** START **
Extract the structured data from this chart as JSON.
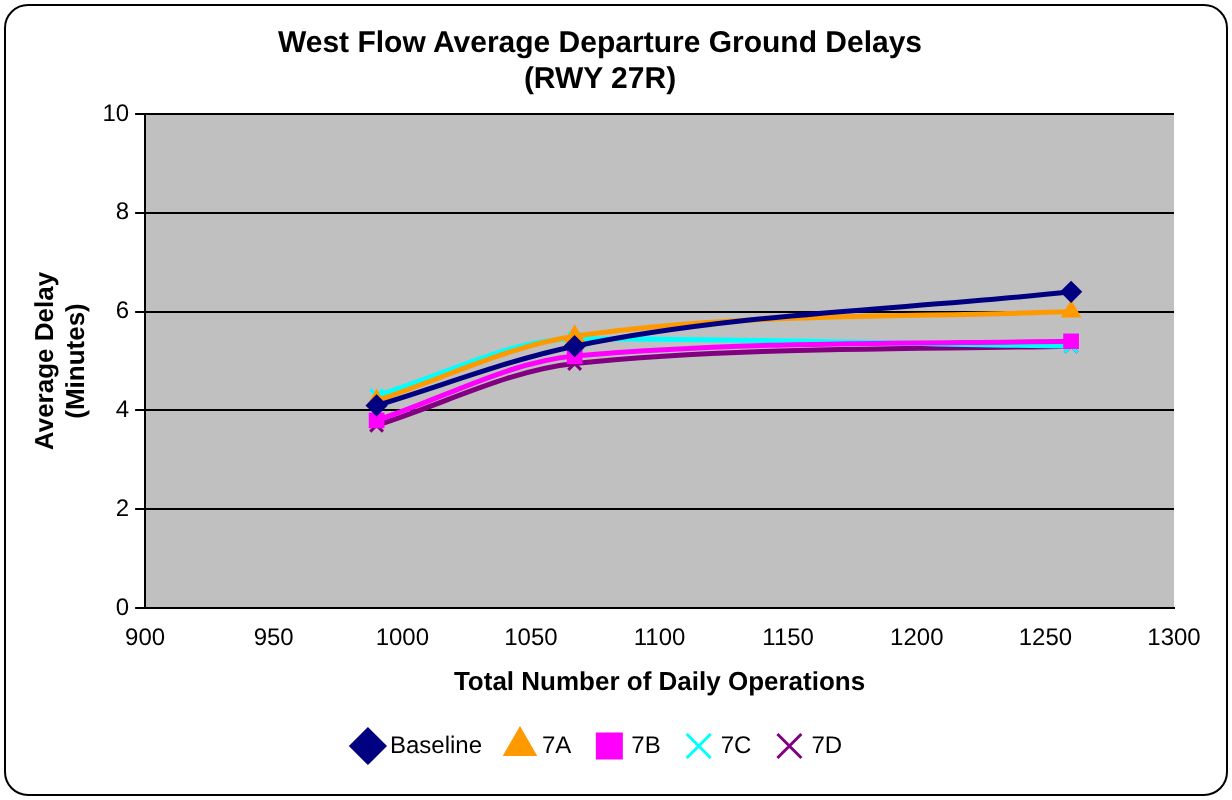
{
  "chart_data": {
    "type": "line",
    "title": "West Flow Average Departure Ground Delays\n(RWY 27R)",
    "xlabel": "Total Number of Daily Operations",
    "ylabel": "Average Delay\n(Minutes)",
    "x": [
      990,
      1067,
      1260
    ],
    "series": [
      {
        "name": "Baseline",
        "color": "#000080",
        "marker": "diamond",
        "values": [
          4.1,
          5.3,
          6.4
        ]
      },
      {
        "name": "7A",
        "color": "#ff9900",
        "marker": "triangle",
        "values": [
          4.2,
          5.5,
          6.0
        ]
      },
      {
        "name": "7B",
        "color": "#ff00ff",
        "marker": "square",
        "values": [
          3.8,
          5.1,
          5.4
        ]
      },
      {
        "name": "7C",
        "color": "#00ffff",
        "marker": "cross",
        "values": [
          4.3,
          5.45,
          5.3
        ]
      },
      {
        "name": "7D",
        "color": "#800080",
        "marker": "cross",
        "values": [
          3.7,
          4.95,
          5.3
        ]
      }
    ],
    "xlim": [
      900,
      1300
    ],
    "xticks": [
      900,
      950,
      1000,
      1050,
      1100,
      1150,
      1200,
      1250,
      1300
    ],
    "ylim": [
      0,
      10
    ],
    "yticks": [
      0,
      2,
      4,
      6,
      8,
      10
    ],
    "grid": "y",
    "legend": "bottom",
    "line_style": "solid"
  }
}
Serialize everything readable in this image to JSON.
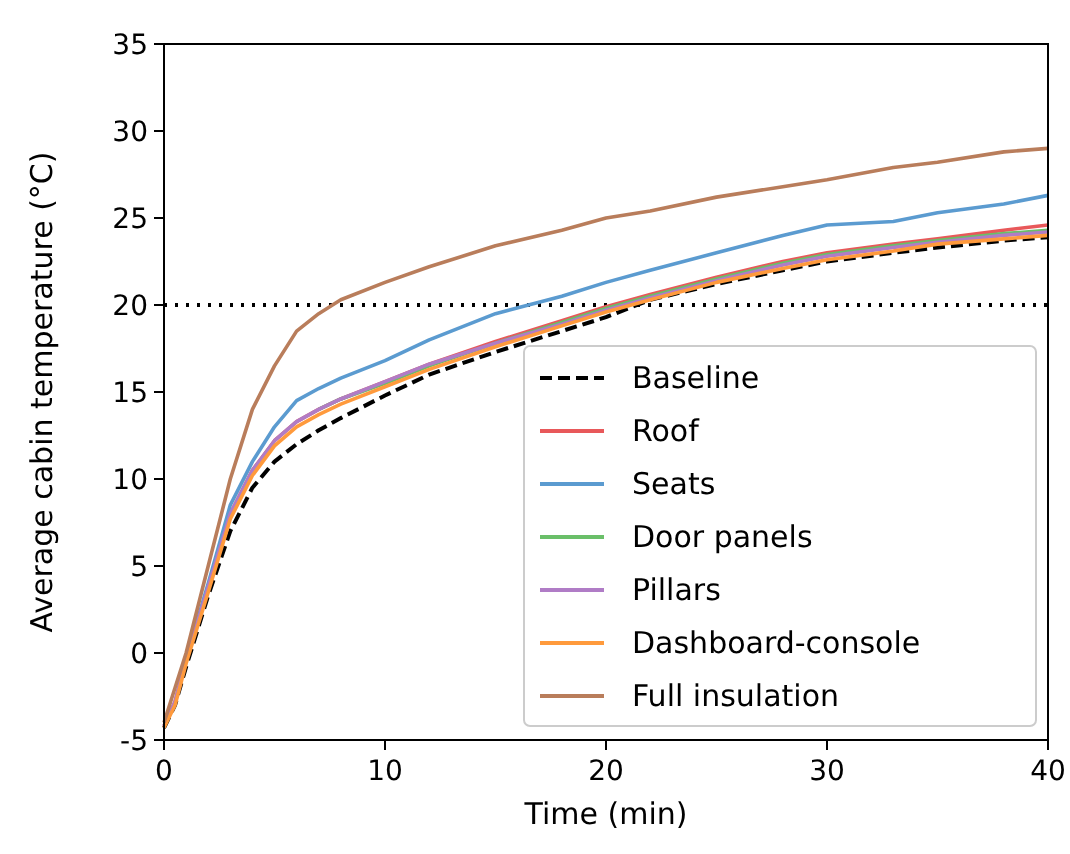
{
  "chart_data": {
    "type": "line",
    "xlabel": "Time (min)",
    "ylabel": "Average cabin temperature (°C)",
    "x": [
      0,
      0.5,
      1,
      2,
      3,
      4,
      5,
      6,
      7,
      8,
      10,
      12,
      15,
      18,
      20,
      22,
      25,
      28,
      30,
      33,
      35,
      38,
      40
    ],
    "xlim": [
      0,
      40
    ],
    "xticks": [
      0,
      10,
      20,
      30,
      40
    ],
    "ylim": [
      -5,
      35
    ],
    "yticks": [
      -5,
      0,
      5,
      10,
      15,
      20,
      25,
      30,
      35
    ],
    "grid": false,
    "legend": "bottom right",
    "ref_lines": [
      {
        "axis": "y",
        "value": 20,
        "label": null,
        "color": "#000000",
        "line_style": "dotted"
      }
    ],
    "series": [
      {
        "name": "Baseline",
        "color": "#000000",
        "line_style": "dashed",
        "values": [
          -4.3,
          -3,
          -0.8,
          3.3,
          7,
          9.5,
          11,
          12,
          12.8,
          13.5,
          14.8,
          16,
          17.3,
          18.5,
          19.3,
          20.3,
          21.2,
          22,
          22.5,
          23,
          23.3,
          23.7,
          23.9
        ]
      },
      {
        "name": "Roof",
        "color": "#e8585a",
        "values": [
          -4.2,
          -2.8,
          -0.4,
          3.8,
          8,
          10.5,
          12.2,
          13.3,
          14,
          14.6,
          15.6,
          16.6,
          17.9,
          19.1,
          19.9,
          20.6,
          21.6,
          22.5,
          23,
          23.5,
          23.8,
          24.3,
          24.6
        ]
      },
      {
        "name": "Seats",
        "color": "#5b9bd0",
        "values": [
          null,
          null,
          -0.3,
          4,
          8.5,
          11,
          13,
          14.5,
          15.2,
          15.8,
          16.8,
          18,
          19.5,
          20.5,
          21.3,
          22,
          23,
          24,
          24.6,
          24.8,
          25.3,
          25.8,
          26.3
        ]
      },
      {
        "name": "Door panels",
        "color": "#6abf69",
        "values": [
          null,
          null,
          null,
          null,
          null,
          null,
          null,
          null,
          14,
          14.6,
          15.5,
          16.5,
          17.8,
          19,
          19.8,
          20.5,
          21.5,
          22.4,
          22.9,
          23.4,
          23.7,
          24.1,
          24.3
        ]
      },
      {
        "name": "Pillars",
        "color": "#b07cc6",
        "values": [
          -4.2,
          -2.8,
          -0.4,
          3.8,
          8,
          10.5,
          12.2,
          13.3,
          14,
          14.6,
          15.6,
          16.6,
          17.8,
          18.9,
          19.7,
          20.4,
          21.4,
          22.3,
          22.8,
          23.3,
          23.6,
          24,
          24.2
        ]
      },
      {
        "name": "Dashboard-console",
        "color": "#ff9a3c",
        "values": [
          -4.3,
          -3,
          -0.6,
          3.5,
          7.7,
          10.2,
          11.9,
          13,
          13.7,
          14.3,
          15.3,
          16.3,
          17.6,
          18.8,
          19.6,
          20.3,
          21.3,
          22.1,
          22.6,
          23.1,
          23.5,
          23.8,
          24
        ]
      },
      {
        "name": "Full insulation",
        "color": "#b97d5b",
        "values": [
          -4,
          -2,
          0,
          5,
          10,
          14,
          16.5,
          18.5,
          19.5,
          20.3,
          21.3,
          22.2,
          23.4,
          24.3,
          25,
          25.4,
          26.2,
          26.8,
          27.2,
          27.9,
          28.2,
          28.8,
          29
        ]
      }
    ]
  }
}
** END **
* [WRITTEN EXERCISE]: Reproduce every line of the material precisely, omitting its pictures.

* [RESPONSE TO THE TASK]:
Extract the structured data from this chart as JSON.
{
  "chart_data": {
    "type": "line",
    "title": "West Flow Average Departure Ground Delays\n(RWY 27R)",
    "xlabel": "Total Number of Daily Operations",
    "ylabel": "Average Delay\n(Minutes)",
    "x": [
      990,
      1067,
      1260
    ],
    "series": [
      {
        "name": "Baseline",
        "color": "#000080",
        "marker": "diamond",
        "values": [
          4.1,
          5.3,
          6.4
        ]
      },
      {
        "name": "7A",
        "color": "#ff9900",
        "marker": "triangle",
        "values": [
          4.2,
          5.5,
          6.0
        ]
      },
      {
        "name": "7B",
        "color": "#ff00ff",
        "marker": "square",
        "values": [
          3.8,
          5.1,
          5.4
        ]
      },
      {
        "name": "7C",
        "color": "#00ffff",
        "marker": "cross",
        "values": [
          4.3,
          5.45,
          5.3
        ]
      },
      {
        "name": "7D",
        "color": "#800080",
        "marker": "cross",
        "values": [
          3.7,
          4.95,
          5.3
        ]
      }
    ],
    "xlim": [
      900,
      1300
    ],
    "xticks": [
      900,
      950,
      1000,
      1050,
      1100,
      1150,
      1200,
      1250,
      1300
    ],
    "ylim": [
      0,
      10
    ],
    "yticks": [
      0,
      2,
      4,
      6,
      8,
      10
    ],
    "grid": "y",
    "legend": "bottom",
    "line_style": "solid"
  }
}
Serialize everything readable in this image to JSON.
{
  "chart_data": {
    "type": "line",
    "xlabel": "Time (min)",
    "ylabel": "Average cabin temperature (°C)",
    "x": [
      0,
      0.5,
      1,
      2,
      3,
      4,
      5,
      6,
      7,
      8,
      10,
      12,
      15,
      18,
      20,
      22,
      25,
      28,
      30,
      33,
      35,
      38,
      40
    ],
    "xlim": [
      0,
      40
    ],
    "xticks": [
      0,
      10,
      20,
      30,
      40
    ],
    "ylim": [
      -5,
      35
    ],
    "yticks": [
      -5,
      0,
      5,
      10,
      15,
      20,
      25,
      30,
      35
    ],
    "grid": false,
    "legend": "bottom right",
    "ref_lines": [
      {
        "axis": "y",
        "value": 20,
        "label": null,
        "color": "#000000",
        "line_style": "dotted"
      }
    ],
    "series": [
      {
        "name": "Baseline",
        "color": "#000000",
        "line_style": "dashed",
        "values": [
          -4.3,
          -3,
          -0.8,
          3.3,
          7,
          9.5,
          11,
          12,
          12.8,
          13.5,
          14.8,
          16,
          17.3,
          18.5,
          19.3,
          20.3,
          21.2,
          22,
          22.5,
          23,
          23.3,
          23.7,
          23.9
        ]
      },
      {
        "name": "Roof",
        "color": "#e8585a",
        "values": [
          -4.2,
          -2.8,
          -0.4,
          3.8,
          8,
          10.5,
          12.2,
          13.3,
          14,
          14.6,
          15.6,
          16.6,
          17.9,
          19.1,
          19.9,
          20.6,
          21.6,
          22.5,
          23,
          23.5,
          23.8,
          24.3,
          24.6
        ]
      },
      {
        "name": "Seats",
        "color": "#5b9bd0",
        "values": [
          null,
          null,
          -0.3,
          4,
          8.5,
          11,
          13,
          14.5,
          15.2,
          15.8,
          16.8,
          18,
          19.5,
          20.5,
          21.3,
          22,
          23,
          24,
          24.6,
          24.8,
          25.3,
          25.8,
          26.3
        ]
      },
      {
        "name": "Door panels",
        "color": "#6abf69",
        "values": [
          null,
          null,
          null,
          null,
          null,
          null,
          null,
          null,
          14,
          14.6,
          15.5,
          16.5,
          17.8,
          19,
          19.8,
          20.5,
          21.5,
          22.4,
          22.9,
          23.4,
          23.7,
          24.1,
          24.3
        ]
      },
      {
        "name": "Pillars",
        "color": "#b07cc6",
        "values": [
          -4.2,
          -2.8,
          -0.4,
          3.8,
          8,
          10.5,
          12.2,
          13.3,
          14,
          14.6,
          15.6,
          16.6,
          17.8,
          18.9,
          19.7,
          20.4,
          21.4,
          22.3,
          22.8,
          23.3,
          23.6,
          24,
          24.2
        ]
      },
      {
        "name": "Dashboard-console",
        "color": "#ff9a3c",
        "values": [
          -4.3,
          -3,
          -0.6,
          3.5,
          7.7,
          10.2,
          11.9,
          13,
          13.7,
          14.3,
          15.3,
          16.3,
          17.6,
          18.8,
          19.6,
          20.3,
          21.3,
          22.1,
          22.6,
          23.1,
          23.5,
          23.8,
          24
        ]
      },
      {
        "name": "Full insulation",
        "color": "#b97d5b",
        "values": [
          -4,
          -2,
          0,
          5,
          10,
          14,
          16.5,
          18.5,
          19.5,
          20.3,
          21.3,
          22.2,
          23.4,
          24.3,
          25,
          25.4,
          26.2,
          26.8,
          27.2,
          27.9,
          28.2,
          28.8,
          29
        ]
      }
    ]
  }
}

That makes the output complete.